Excerpted data
_____

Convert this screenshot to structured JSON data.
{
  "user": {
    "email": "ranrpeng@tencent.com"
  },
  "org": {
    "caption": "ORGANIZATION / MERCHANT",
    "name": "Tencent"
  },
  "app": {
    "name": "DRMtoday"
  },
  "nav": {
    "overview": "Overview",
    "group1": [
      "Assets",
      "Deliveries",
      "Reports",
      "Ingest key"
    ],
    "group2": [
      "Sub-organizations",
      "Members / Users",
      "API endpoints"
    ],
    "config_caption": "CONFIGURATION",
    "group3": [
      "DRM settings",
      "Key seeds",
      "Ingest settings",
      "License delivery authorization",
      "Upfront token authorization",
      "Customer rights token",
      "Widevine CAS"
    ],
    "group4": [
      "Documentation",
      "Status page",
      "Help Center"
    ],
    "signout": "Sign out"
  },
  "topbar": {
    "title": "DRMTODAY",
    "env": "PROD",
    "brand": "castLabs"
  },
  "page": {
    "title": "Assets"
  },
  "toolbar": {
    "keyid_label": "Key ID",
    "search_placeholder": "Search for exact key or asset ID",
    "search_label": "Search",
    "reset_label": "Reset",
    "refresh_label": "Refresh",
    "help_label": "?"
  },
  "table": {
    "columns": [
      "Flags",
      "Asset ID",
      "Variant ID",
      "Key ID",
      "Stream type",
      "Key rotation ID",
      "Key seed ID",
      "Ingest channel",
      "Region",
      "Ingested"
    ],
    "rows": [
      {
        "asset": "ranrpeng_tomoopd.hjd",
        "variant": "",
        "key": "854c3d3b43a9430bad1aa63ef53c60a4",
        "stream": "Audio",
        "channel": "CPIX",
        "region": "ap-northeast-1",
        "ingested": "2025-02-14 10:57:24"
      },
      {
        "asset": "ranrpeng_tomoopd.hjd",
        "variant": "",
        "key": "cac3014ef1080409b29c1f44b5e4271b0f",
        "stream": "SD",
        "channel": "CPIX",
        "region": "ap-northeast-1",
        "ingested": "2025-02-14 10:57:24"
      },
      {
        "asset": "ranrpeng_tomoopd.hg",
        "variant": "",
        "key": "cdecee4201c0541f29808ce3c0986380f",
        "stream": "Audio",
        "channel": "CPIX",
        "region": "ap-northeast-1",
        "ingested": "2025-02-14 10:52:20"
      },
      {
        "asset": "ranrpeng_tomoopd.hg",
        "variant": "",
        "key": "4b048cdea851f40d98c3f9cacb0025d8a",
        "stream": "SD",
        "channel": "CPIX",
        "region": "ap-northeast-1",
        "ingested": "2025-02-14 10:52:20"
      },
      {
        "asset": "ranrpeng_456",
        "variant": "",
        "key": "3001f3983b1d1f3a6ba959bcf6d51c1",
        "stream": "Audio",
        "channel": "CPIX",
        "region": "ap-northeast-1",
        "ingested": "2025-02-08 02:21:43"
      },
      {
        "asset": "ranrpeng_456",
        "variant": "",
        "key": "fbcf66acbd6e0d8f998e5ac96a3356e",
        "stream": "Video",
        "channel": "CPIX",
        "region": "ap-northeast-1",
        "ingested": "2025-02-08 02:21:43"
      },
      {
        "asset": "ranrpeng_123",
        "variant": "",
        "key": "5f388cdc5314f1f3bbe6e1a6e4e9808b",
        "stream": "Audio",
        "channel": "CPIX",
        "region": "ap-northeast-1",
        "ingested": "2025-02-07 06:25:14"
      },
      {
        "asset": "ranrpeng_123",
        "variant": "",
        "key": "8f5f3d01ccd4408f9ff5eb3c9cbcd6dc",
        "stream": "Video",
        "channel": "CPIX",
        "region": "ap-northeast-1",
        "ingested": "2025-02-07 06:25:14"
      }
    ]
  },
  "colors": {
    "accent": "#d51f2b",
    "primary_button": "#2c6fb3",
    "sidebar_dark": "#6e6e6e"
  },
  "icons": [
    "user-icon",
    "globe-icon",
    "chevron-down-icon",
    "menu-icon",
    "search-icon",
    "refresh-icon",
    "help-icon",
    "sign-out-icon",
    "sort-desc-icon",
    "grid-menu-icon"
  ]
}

_____

Copy each line of the data above without altering a single character.

Correct output
Convert this screenshot to structured JSON data.
{
  "user": {
    "email": "ranrpeng@tencent.com"
  },
  "org": {
    "caption": "ORGANIZATION / MERCHANT",
    "name": "Tencent"
  },
  "app": {
    "name": "DRMtoday"
  },
  "nav": {
    "overview": "Overview",
    "group1": [
      "Assets",
      "Deliveries",
      "Reports",
      "Ingest key"
    ],
    "group2": [
      "Sub-organizations",
      "Members / Users",
      "API endpoints"
    ],
    "config_caption": "CONFIGURATION",
    "group3": [
      "DRM settings",
      "Key seeds",
      "Ingest settings",
      "License delivery authorization",
      "Upfront token authorization",
      "Customer rights token",
      "Widevine CAS"
    ],
    "group4": [
      "Documentation",
      "Status page",
      "Help Center"
    ],
    "signout": "Sign out"
  },
  "topbar": {
    "title": "DRMTODAY",
    "env": "PROD",
    "brand": "castLabs"
  },
  "page": {
    "title": "Assets"
  },
  "toolbar": {
    "keyid_label": "Key ID",
    "search_placeholder": "Search for exact key or asset ID",
    "search_label": "Search",
    "reset_label": "Reset",
    "refresh_label": "Refresh",
    "help_label": "?"
  },
  "table": {
    "columns": [
      "Flags",
      "Asset ID",
      "Variant ID",
      "Key ID",
      "Stream type",
      "Key rotation ID",
      "Key seed ID",
      "Ingest channel",
      "Region",
      "Ingested"
    ],
    "rows": [
      {
        "asset": "ranrpeng_tomoopd.hjd",
        "variant": "",
        "key": "854c3d3b43a9430bad1aa63ef53c60a4",
        "stream": "Audio",
        "channel": "CPIX",
        "region": "ap-northeast-1",
        "ingested": "2025-02-14 10:57:24"
      },
      {
        "asset": "ranrpeng_tomoopd.hjd",
        "variant": "",
        "key": "cac3014ef1080409b29c1f44b5e4271b0f",
        "stream": "SD",
        "channel": "CPIX",
        "region": "ap-northeast-1",
        "ingested": "2025-02-14 10:57:24"
      },
      {
        "asset": "ranrpeng_tomoopd.hg",
        "variant": "",
        "key": "cdecee4201c0541f29808ce3c0986380f",
        "stream": "Audio",
        "channel": "CPIX",
        "region": "ap-northeast-1",
        "ingested": "2025-02-14 10:52:20"
      },
      {
        "asset": "ranrpeng_tomoopd.hg",
        "variant": "",
        "key": "4b048cdea851f40d98c3f9cacb0025d8a",
        "stream": "SD",
        "channel": "CPIX",
        "region": "ap-northeast-1",
        "ingested": "2025-02-14 10:52:20"
      },
      {
        "asset": "ranrpeng_456",
        "variant": "",
        "key": "3001f3983b1d1f3a6ba959bcf6d51c1",
        "stream": "Audio",
        "channel": "CPIX",
        "region": "ap-northeast-1",
        "ingested": "2025-02-08 02:21:43"
      },
      {
        "asset": "ranrpeng_456",
        "variant": "",
        "key": "fbcf66acbd6e0d8f998e5ac96a3356e",
        "stream": "Video",
        "channel": "CPIX",
        "region": "ap-northeast-1",
        "ingested": "2025-02-08 02:21:43"
      },
      {
        "asset": "ranrpeng_123",
        "variant": "",
        "key": "5f388cdc5314f1f3bbe6e1a6e4e9808b",
        "stream": "Audio",
        "channel": "CPIX",
        "region": "ap-northeast-1",
        "ingested": "2025-02-07 06:25:14"
      },
      {
        "asset": "ranrpeng_123",
        "variant": "",
        "key": "8f5f3d01ccd4408f9ff5eb3c9cbcd6dc",
        "stream": "Video",
        "channel": "CPIX",
        "region": "ap-northeast-1",
        "ingested": "2025-02-07 06:25:14"
      }
    ]
  },
  "colors": {
    "accent": "#d51f2b",
    "primary_button": "#2c6fb3",
    "sidebar_dark": "#6e6e6e"
  },
  "icons": [
    "user-icon",
    "globe-icon",
    "chevron-down-icon",
    "menu-icon",
    "search-icon",
    "refresh-icon",
    "help-icon",
    "sign-out-icon",
    "sort-desc-icon",
    "grid-menu-icon"
  ]
}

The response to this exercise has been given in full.